D’abord

 

Nous avons tiré d’abord d’abord, d’abord facile. Or, on ne saurait aborder abord sans remonter à bord.

Mais revenons à nos moutons, moutons.

Et d’abord, qu’est-ce qui a valu à abord une telle consécration ? L’abordage (premier contact avec la terre ferme, la flotte ennemie) et, au figuré, le fait d’aborder quelqu’un (premier contact avec autrui, communément appelé râteau).

Souvenons-nous zaussi qu’entourés d’eau comme nous le sommes, on n’est jamais mécontent d’arriver.
Mais surtout, abord est un nom, qualité qui fait défaut chez les petits copains arriver et accoster qui n’ont pas compoté en locution malgré leur indécente proximité sémantique avec aborder.

Selon l’humeur, abord signifie donc « accès », « environs » (au pluriel), « début d’une rencontre », « aspect, attitude » et donne lieu à des variations zinfinies : « dès l’abord », « de prime abord », « au premier abord », « lune de miel à Bora Bora »…

Dans les pattes de de, il est à son zénith : d’abord fait quasiment office d’adverbe, au même titre que « primo », « avant tout » et autres « déjà ». Une combinaison qu’on ne retrouve que chez d’accord (d’emblée est un cas à part ; si vous croisez emblée toute seule, surtout, gardez ce trésor pour vous).

 

Mais, de même qu’un chapeau sans bord prête à rire, abord ne serait rien sans bord.

> [Exercices à traiter]:
**A.** D’après le texte sur « d’abord », quelle est la seule autre combinaison avec « de » qui fonctionne de la même manière ?
**B.** Relevez toutes les significations du nom « abord » que donne le texte sur « d’abord ».
**C.** Poursuivez le texte sur « d’abord » à partir de sa dernière phrase.

(Entrées de délimitation des éléments)
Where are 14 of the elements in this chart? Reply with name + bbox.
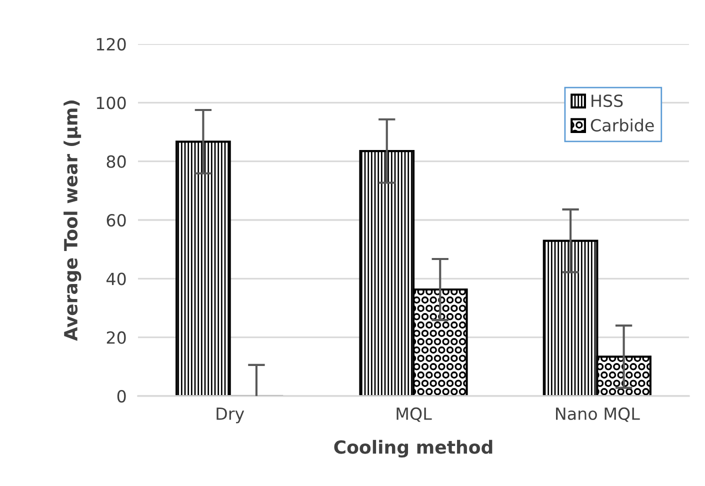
legend-label: Carbide [590,118,654,132]
y-axis-title: Average Tool wear (µm) [64,100,82,341]
y-tick-label: 80 [106,155,126,168]
x-axis-title: Cooling method [334,440,492,458]
x-tick-label: Dry [216,408,244,424]
x-tick-label: Nano MQL [556,407,640,422]
y-tick-label: 20 [106,331,126,344]
y-tick-label: 120 [96,38,126,51]
legend-label: HSS [592,94,623,108]
y-tick-label: 60 [106,214,126,227]
y-tick-label: 100 [96,96,126,110]
y-tick-label: 40 [106,272,126,286]
y-tick-label: 0 [117,390,126,403]
x-tick-label: MQL [396,407,432,422]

> [Réponses par exercice]:
**A.** D’accord.

**B.** « accès », « environs » (au pluriel), « début d’une rencontre », « aspect, attitude »

**C.**
Cestuy-ci débute simple matelot en 1121 (« côté d’un navire », d’où bord et tribord) puis prend rapidement du galon jusqu’à finir « contour d’une surface » dès 1160. Pour ne pas faire de jalouses, il sort parfois déguisé en bordure mais c’est bien notre homme.

Bord n’a pas bougé depuis le bas francique bord (sens maritime), lui-même piqué au vieux nordique bord (idem). D’aucuns sont tentés de le rattacher à la « planche » bord (devenue board en angliche où l’on enjoint encore la cantonade à monter à bord au cri de « all aboard »). Dans ce cas, on peut déterrer le teuton mathusalémique burdam, sans doute affilié au radical indo-européen bherdh- signifiant « couper ».

Mais si ça se trouve, c’est une grosse bourde.

Merci de votre attention.

 

Antépénultième

 

Plutôt mourir que de bégayer « avant-avant-dernier ». Le français préfère donc frimer avec antépénultième. Alors même qu’il boude pénultième au profit d’avant-dernier. Quel mérite y a-t-il à finir antépénultième quand on peut finir premier ? Le français rétorquera que dans une compétition à trois, le premier est aussi antépénultième.

Mais revenons à nos moutons, moutons.

Découpons l’antépénultième en trois parts égales.

Ante : on n’arrête pas de le croiser dans antérieur, devant, avant et auparavant.

Pen- : prend sur lui de signifier « presque » et c’est déjà beaucoup (latin paene). On le retrouve dans péninsule et pénombre mais là, faut bien regarder.

Ultième : ainsi à poil, on constate qu’il s’agit d’ultime déguisé. Voyez comme l’usage est taquin ! S’il ne nous vient pas à l’idée d’employer ultième tout seul, dans les jupes de ses préfixes en revanche, ça ne nous fait ni chaud ni froid. Les Zanciens, plus logiques, disaient d’ailleurs antepenultime (1579) avant qu’antepenultiesme n’étale son didactiesme (1690).

 

On s’intéresse rarement à ultime sous prétexte qu’il est bon « dernier ». Il est pourtant ultra-chouette à étudier, une fois qu’on lui a retiré ses gros sabots pas étonnant qu’il lambine à ce point.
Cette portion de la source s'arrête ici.